## START READING PASSAGE

I find it fascinating that Alick Isaacs’ pursuit of peace lands in a conversation about messianism. He examines both minimalist and maximalist views of messianism as expressions of ultimate peace. He does so by first visiting the prophetic voice and the various ways it has been deconstructed. He examines the narratives of Hanukkah and Purim and questions the implicit and explicit language of war perpetuated in these narrative constructs. All of these questions are wrapped up in Professor Isaacs’ own story, his pursuit of understanding, a seeking of clarity through the heavy fog of life experience.
I found this approach honest and refreshing, yet at times challenging and scary. Isaacs’ journey begins in a positivistic place where politics and theology are conflated. For the Messianic Jewish community this is not only our starting ground but our raison d’etre. In many ways the modern Messianic Jewish movement was birthed out of a confluence of Jewish pride and historical pre-millennialism. It was often understood that the establishment of the Jewish State, emboldened by the “miraculous” deliverance of 1967, was a sign of the imminent return of Yeshua and the establishment of the Kingdom of God. I am not questioning the eventuality of Scriptures’ promises to the Jewish people, but I confess a certain agnosticism concerning the timing, the scope, the means by which contemporary Jews are to cooperate with these divine plans, and how and when these plans might actualize. It also cannot be ignored that the sign of that day will be the abolition of the implements of war and violence.
So, I am also convinced that the promises of God are not by the sword. That those called by a crucified Messiah who find their locus of identity among the marginalized people of Israel must learn to abandon the claims of political religion and embrace an ideology of prophetic peace. Isaacs considers,
The history of religion is soaked in the blood of holy warriors and heroes, pilgrims, crusaders, kings, boys, yeomen, and knights—all sacrificed on battlefields. The roads to war were flagged with glorious self-justifications and truths, sacred values worth dying—and killing—for. Lives have been spent on unquestioned premises, unchecked totalities, and unexamined convictions.

## END READING PASSAGE

* _REQUIREMENT 1_: Identify every line of the listing that contains the string "banner", paying attention to case.
The passage and the listing are unrelated to each other.

## START RECORDS FOR THE EXERCISE

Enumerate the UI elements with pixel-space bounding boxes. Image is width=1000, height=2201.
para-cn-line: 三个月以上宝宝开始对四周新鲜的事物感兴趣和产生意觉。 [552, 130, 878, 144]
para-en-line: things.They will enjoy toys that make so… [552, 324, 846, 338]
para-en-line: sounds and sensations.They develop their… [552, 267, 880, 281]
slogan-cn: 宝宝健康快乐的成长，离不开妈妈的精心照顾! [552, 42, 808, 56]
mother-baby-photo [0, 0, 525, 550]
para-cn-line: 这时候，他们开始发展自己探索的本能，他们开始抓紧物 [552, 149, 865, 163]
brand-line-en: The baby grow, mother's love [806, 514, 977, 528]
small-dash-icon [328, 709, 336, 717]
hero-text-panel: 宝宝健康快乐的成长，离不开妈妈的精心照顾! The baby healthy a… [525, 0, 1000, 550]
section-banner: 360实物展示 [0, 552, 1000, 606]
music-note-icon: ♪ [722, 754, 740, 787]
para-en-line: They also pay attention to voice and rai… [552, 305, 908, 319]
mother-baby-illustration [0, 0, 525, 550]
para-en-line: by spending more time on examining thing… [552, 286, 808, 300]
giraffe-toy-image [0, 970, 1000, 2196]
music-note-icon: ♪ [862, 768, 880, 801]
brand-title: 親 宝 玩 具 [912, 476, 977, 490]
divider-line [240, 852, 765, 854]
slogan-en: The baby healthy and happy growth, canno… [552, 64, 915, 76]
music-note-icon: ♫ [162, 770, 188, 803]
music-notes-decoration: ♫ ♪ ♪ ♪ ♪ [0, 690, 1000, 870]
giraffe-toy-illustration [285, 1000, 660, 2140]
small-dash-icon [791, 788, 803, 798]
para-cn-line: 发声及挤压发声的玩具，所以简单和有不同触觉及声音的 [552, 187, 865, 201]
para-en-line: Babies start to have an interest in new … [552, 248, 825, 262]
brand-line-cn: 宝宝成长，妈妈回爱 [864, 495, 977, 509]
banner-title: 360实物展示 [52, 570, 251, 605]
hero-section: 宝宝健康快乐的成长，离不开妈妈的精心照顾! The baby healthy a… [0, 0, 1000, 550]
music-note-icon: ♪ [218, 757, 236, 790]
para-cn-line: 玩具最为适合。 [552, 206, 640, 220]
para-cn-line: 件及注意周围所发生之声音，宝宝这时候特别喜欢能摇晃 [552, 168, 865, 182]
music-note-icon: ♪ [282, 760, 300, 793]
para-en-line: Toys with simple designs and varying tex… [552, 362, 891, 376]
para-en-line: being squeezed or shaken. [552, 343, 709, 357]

## END RECORDS FOR THE EXERCISE

* _REQUIREMENT 2_: In the passage on Alick Isaacs' pursuit of peace, which two holiday narratives does Isaacs examine?

* _WRITTEN ANSWER 1_:
section-banner: 360实物展示 [0, 552, 1000, 606]
banner-title: 360实物展示 [52, 570, 251, 605]

* _WRITTEN ANSWER 2_: Hanukkah and Purim.